[Start Data shown]

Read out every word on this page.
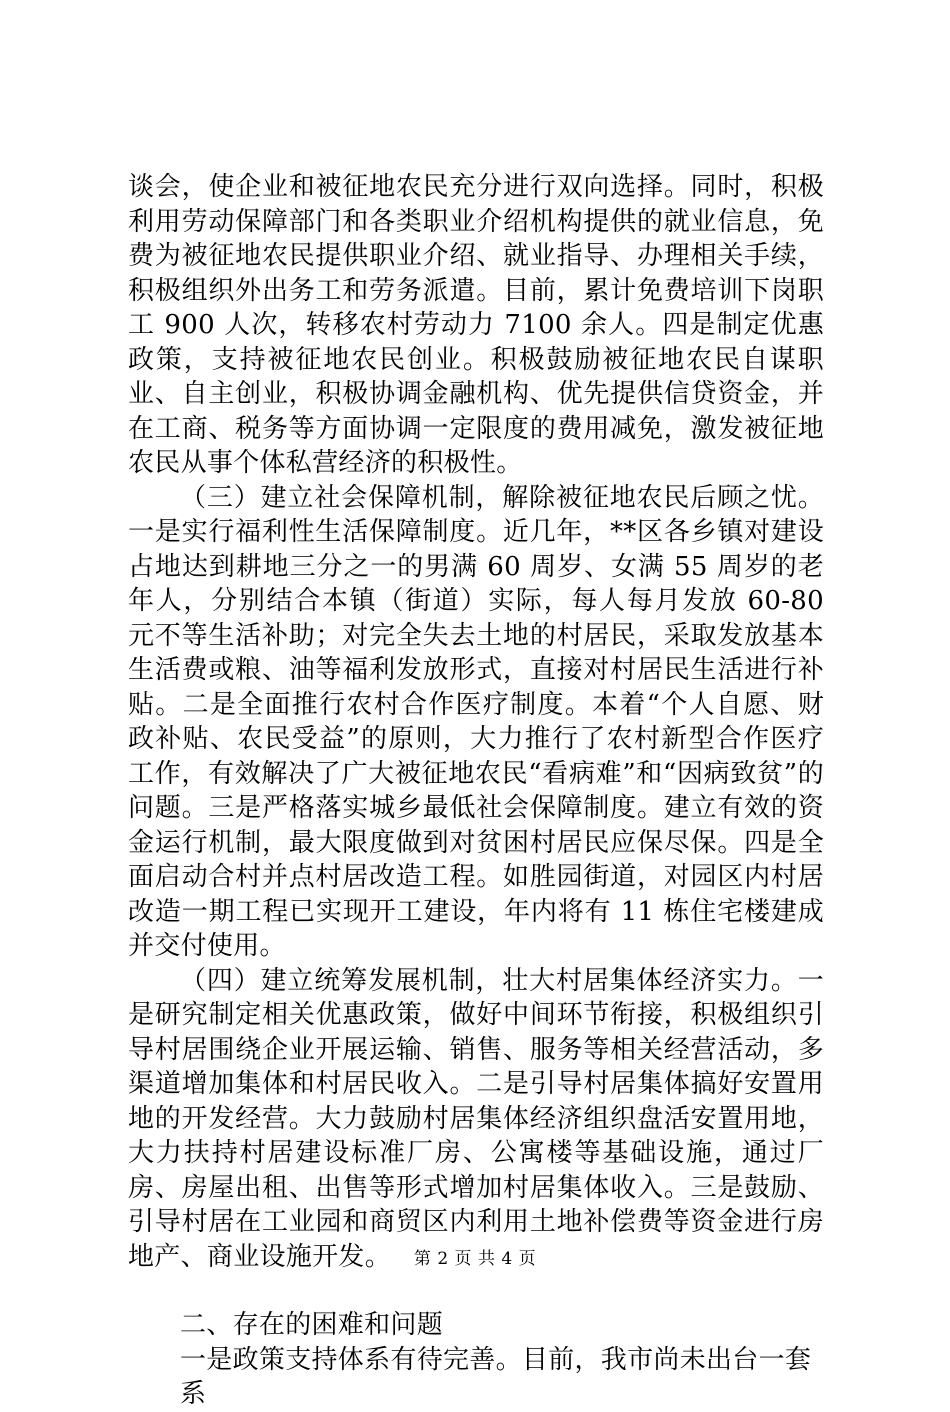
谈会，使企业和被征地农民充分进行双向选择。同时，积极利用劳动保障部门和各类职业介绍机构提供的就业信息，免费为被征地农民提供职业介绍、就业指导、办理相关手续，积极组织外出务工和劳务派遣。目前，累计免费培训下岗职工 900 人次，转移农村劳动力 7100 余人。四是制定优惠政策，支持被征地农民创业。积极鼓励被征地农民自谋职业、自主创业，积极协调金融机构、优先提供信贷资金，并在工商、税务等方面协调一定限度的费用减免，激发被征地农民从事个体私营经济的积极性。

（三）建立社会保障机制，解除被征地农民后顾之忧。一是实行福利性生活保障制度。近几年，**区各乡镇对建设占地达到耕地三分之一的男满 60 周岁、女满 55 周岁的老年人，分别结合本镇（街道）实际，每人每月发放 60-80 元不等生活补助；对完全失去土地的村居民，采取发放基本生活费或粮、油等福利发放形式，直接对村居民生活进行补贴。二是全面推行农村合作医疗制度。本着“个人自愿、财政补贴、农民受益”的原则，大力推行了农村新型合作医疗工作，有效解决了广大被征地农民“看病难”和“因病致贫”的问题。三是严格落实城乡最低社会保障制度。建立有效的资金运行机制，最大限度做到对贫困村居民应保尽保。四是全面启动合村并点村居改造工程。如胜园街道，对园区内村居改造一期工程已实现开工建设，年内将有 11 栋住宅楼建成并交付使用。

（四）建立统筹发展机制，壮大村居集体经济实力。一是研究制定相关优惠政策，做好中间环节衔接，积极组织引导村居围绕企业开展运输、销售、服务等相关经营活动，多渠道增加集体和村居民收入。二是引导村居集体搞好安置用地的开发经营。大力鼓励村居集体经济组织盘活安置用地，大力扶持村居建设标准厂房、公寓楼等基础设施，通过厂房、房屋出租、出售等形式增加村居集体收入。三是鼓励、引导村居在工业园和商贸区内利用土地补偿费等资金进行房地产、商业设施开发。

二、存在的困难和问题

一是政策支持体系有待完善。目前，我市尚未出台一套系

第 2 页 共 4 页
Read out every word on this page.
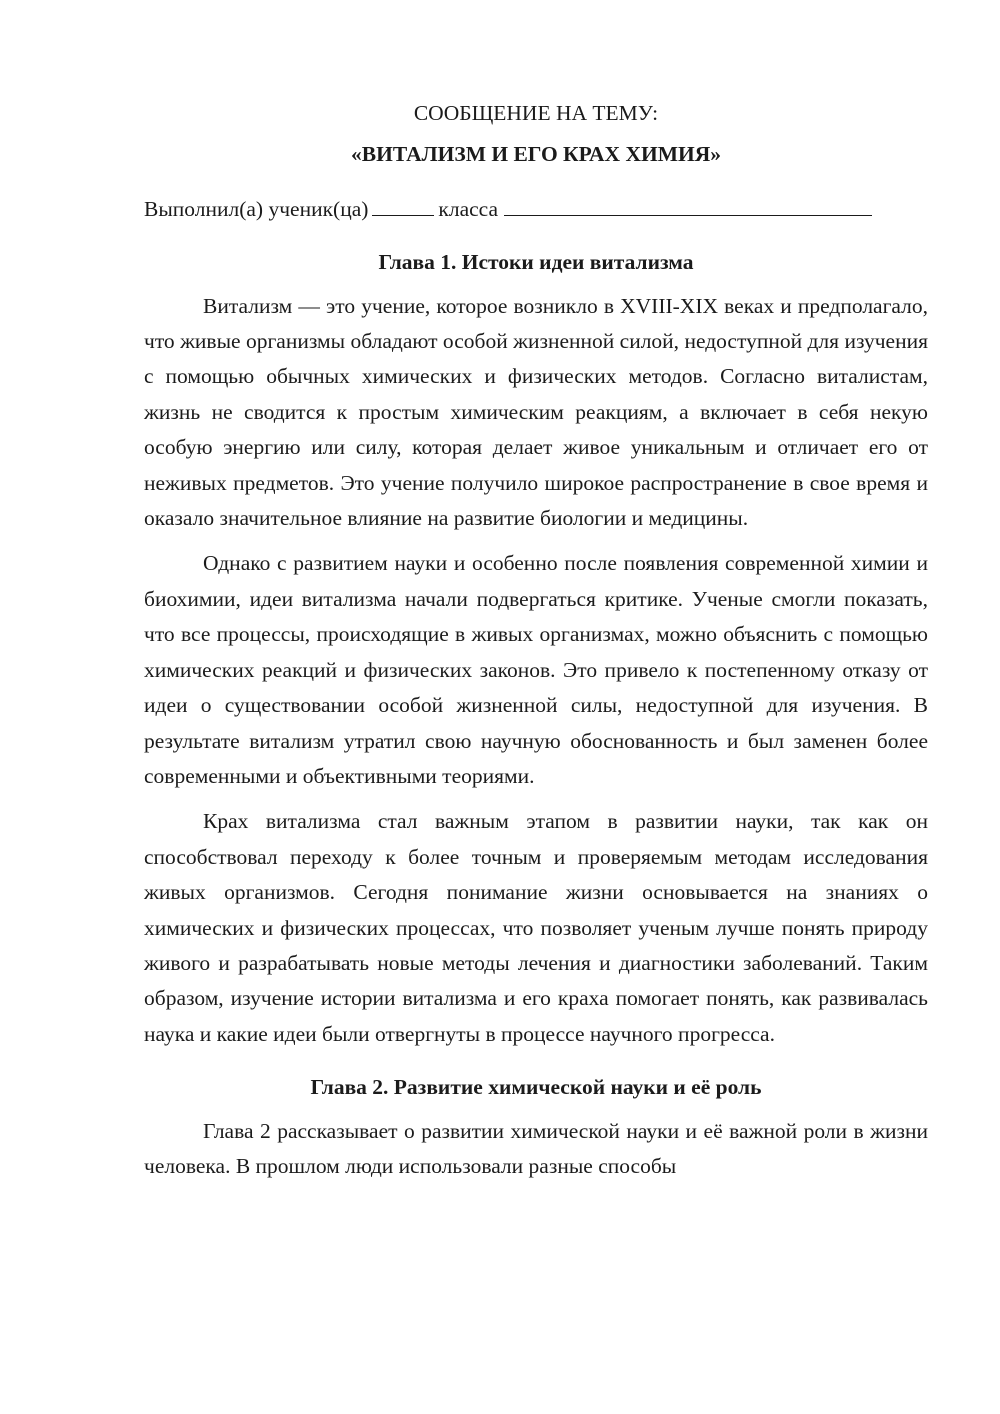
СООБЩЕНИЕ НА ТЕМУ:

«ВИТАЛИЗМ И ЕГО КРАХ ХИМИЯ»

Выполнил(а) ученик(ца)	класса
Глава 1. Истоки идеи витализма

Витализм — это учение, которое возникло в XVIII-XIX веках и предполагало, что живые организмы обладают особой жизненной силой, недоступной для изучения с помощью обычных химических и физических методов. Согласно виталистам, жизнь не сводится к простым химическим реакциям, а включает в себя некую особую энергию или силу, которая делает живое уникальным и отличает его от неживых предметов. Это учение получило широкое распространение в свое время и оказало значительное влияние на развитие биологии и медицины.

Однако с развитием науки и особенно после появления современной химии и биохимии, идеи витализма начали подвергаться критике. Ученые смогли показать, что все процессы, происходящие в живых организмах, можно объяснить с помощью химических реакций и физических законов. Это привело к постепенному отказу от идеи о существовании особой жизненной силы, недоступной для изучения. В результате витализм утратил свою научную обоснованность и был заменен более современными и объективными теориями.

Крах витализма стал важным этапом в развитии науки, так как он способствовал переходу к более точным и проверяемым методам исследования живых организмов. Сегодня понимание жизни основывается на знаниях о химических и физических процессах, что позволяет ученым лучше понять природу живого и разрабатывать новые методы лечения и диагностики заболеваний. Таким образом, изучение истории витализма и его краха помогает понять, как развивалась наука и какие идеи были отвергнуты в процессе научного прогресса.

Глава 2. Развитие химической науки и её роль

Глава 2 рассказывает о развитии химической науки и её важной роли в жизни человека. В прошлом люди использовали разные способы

[End Data shown]

» **Exercise**
Look through the material and say how many lines hold "химической". Give the number only.

» **Output for this task**
2